* _Exercise objective_: Go through the records and show each line where the word "Oscillator" occurs.

— start Record list —

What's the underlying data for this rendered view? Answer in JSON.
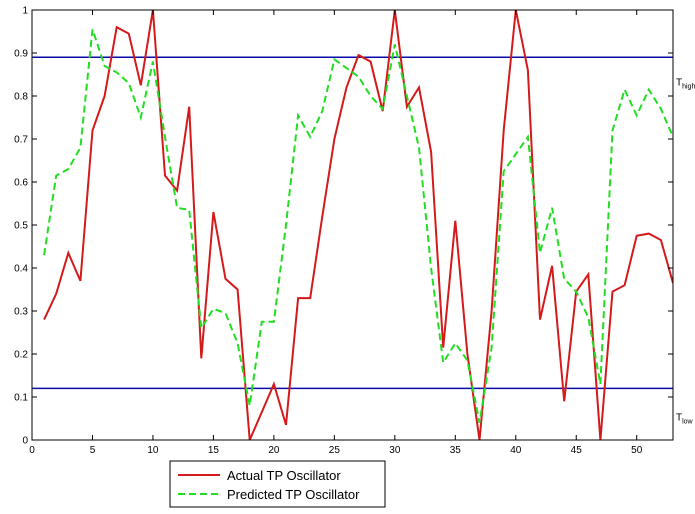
{
  "chart_data": {
    "type": "line",
    "xlim": [
      0,
      53
    ],
    "ylim": [
      0,
      1
    ],
    "xticks": [
      0,
      5,
      10,
      15,
      20,
      25,
      30,
      35,
      40,
      45,
      50
    ],
    "yticks": [
      0,
      0.1,
      0.2,
      0.3,
      0.4,
      0.5,
      0.6,
      0.7,
      0.8,
      0.9,
      1
    ],
    "grid": false,
    "legend_position": "bottom-left-outside",
    "thresholds": [
      {
        "label": "T",
        "sub": "high",
        "y": 0.89,
        "color": "#0a0aa8"
      },
      {
        "label": "T",
        "sub": "low",
        "y": 0.12,
        "color": "#0a0aa8"
      }
    ],
    "series": [
      {
        "name": "Actual TP Oscillator",
        "color": "#d41a1a",
        "dash": "solid",
        "x": [
          1,
          2,
          3,
          4,
          5,
          6,
          7,
          8,
          9,
          10,
          11,
          12,
          13,
          14,
          15,
          16,
          17,
          18,
          19,
          20,
          21,
          22,
          23,
          24,
          25,
          26,
          27,
          28,
          29,
          30,
          31,
          32,
          33,
          34,
          35,
          36,
          37,
          38,
          39,
          40,
          41,
          42,
          43,
          44,
          45,
          46,
          47,
          48,
          49,
          50,
          51,
          52,
          53
        ],
        "y": [
          0.28,
          0.34,
          0.435,
          0.37,
          0.72,
          0.8,
          0.96,
          0.945,
          0.825,
          1.0,
          0.615,
          0.58,
          0.775,
          0.19,
          0.53,
          0.375,
          0.35,
          0.0,
          0.065,
          0.13,
          0.035,
          0.33,
          0.33,
          0.52,
          0.7,
          0.82,
          0.895,
          0.88,
          0.765,
          1.0,
          0.775,
          0.82,
          0.67,
          0.215,
          0.51,
          0.2,
          0.0,
          0.3,
          0.72,
          1.0,
          0.86,
          0.28,
          0.405,
          0.09,
          0.345,
          0.385,
          0.0,
          0.345,
          0.36,
          0.475,
          0.48,
          0.465,
          0.365
        ]
      },
      {
        "name": "Predicted TP Oscillator",
        "color": "#22dd22",
        "dash": "dashed",
        "x": [
          1,
          2,
          3,
          4,
          5,
          6,
          7,
          8,
          9,
          10,
          11,
          12,
          13,
          14,
          15,
          16,
          17,
          18,
          19,
          20,
          21,
          22,
          23,
          24,
          25,
          26,
          27,
          28,
          29,
          30,
          31,
          32,
          33,
          34,
          35,
          36,
          37,
          38,
          39,
          40,
          41,
          42,
          43,
          44,
          45,
          46,
          47,
          48,
          49,
          50,
          51,
          52,
          53
        ],
        "y": [
          0.43,
          0.615,
          0.63,
          0.68,
          0.955,
          0.87,
          0.855,
          0.83,
          0.75,
          0.88,
          0.705,
          0.54,
          0.535,
          0.26,
          0.305,
          0.295,
          0.225,
          0.08,
          0.275,
          0.275,
          0.5,
          0.755,
          0.705,
          0.765,
          0.885,
          0.865,
          0.845,
          0.8,
          0.77,
          0.92,
          0.8,
          0.68,
          0.4,
          0.18,
          0.225,
          0.185,
          0.04,
          0.215,
          0.625,
          0.665,
          0.705,
          0.435,
          0.54,
          0.375,
          0.345,
          0.285,
          0.13,
          0.72,
          0.815,
          0.755,
          0.815,
          0.77,
          0.705
        ]
      }
    ]
  }
}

— end Record list —

* _Response for this exercise_:
        "name": "Actual TP Oscillator",
        "name": "Predicted TP Oscillator",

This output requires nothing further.